-- start Record extracts --

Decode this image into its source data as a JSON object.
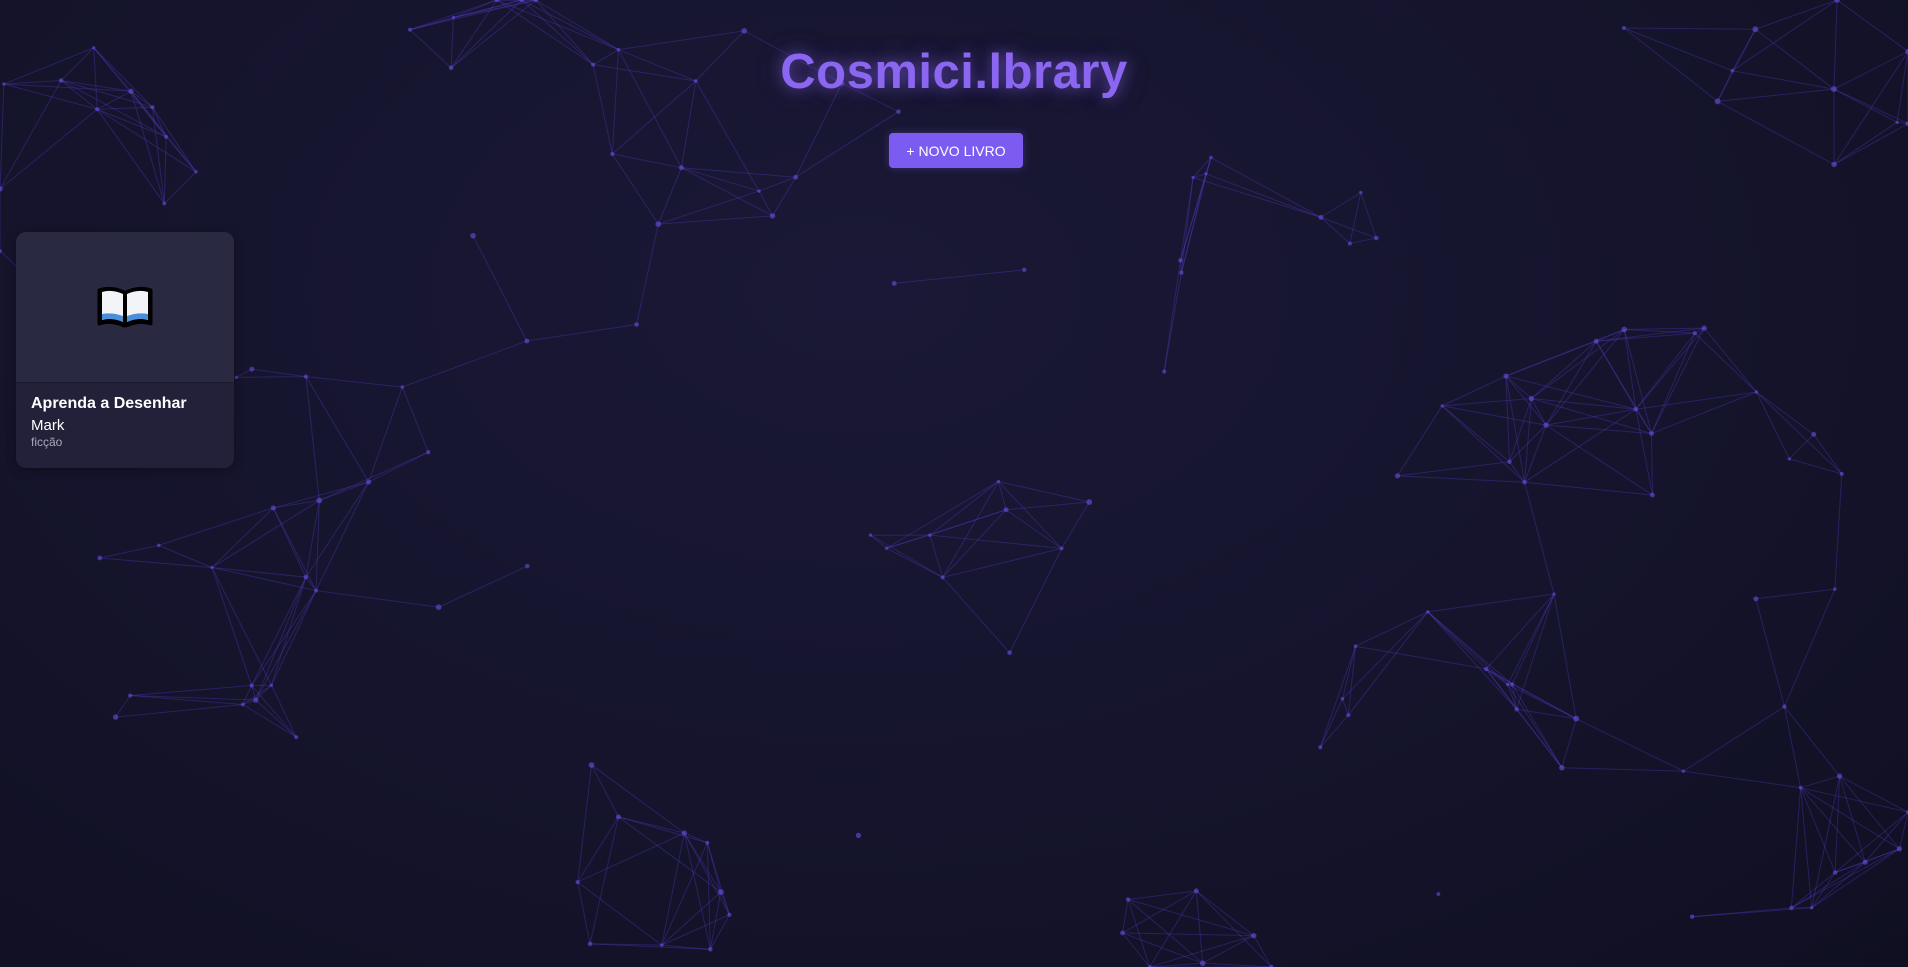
{
  "header": {
    "title": "Cosmici.lbrary",
    "new_book_label": "+ NOVO LIVRO"
  },
  "books": [
    {
      "title": "Aprenda a Desenhar",
      "author": "Mark",
      "genre": "ficção",
      "cover_icon": "open-book-icon"
    }
  ],
  "theme": {
    "accent": "#7c5cf0",
    "title_color": "#8b66f0",
    "background": "#14132a",
    "card_background": "#222139",
    "network_line_color": "#5b3fd0"
  }
}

-- end Record extracts --

__Exercise task__: Without the pictures, write out all of the material exactly.

__The result__:
Decode this image into its source data as a JSON object.
{
  "header": {
    "title": "Cosmici.lbrary",
    "new_book_label": "+ NOVO LIVRO"
  },
  "books": [
    {
      "title": "Aprenda a Desenhar",
      "author": "Mark",
      "genre": "ficção",
      "cover_icon": "open-book-icon"
    }
  ],
  "theme": {
    "accent": "#7c5cf0",
    "title_color": "#8b66f0",
    "background": "#14132a",
    "card_background": "#222139",
    "network_line_color": "#5b3fd0"
  }
}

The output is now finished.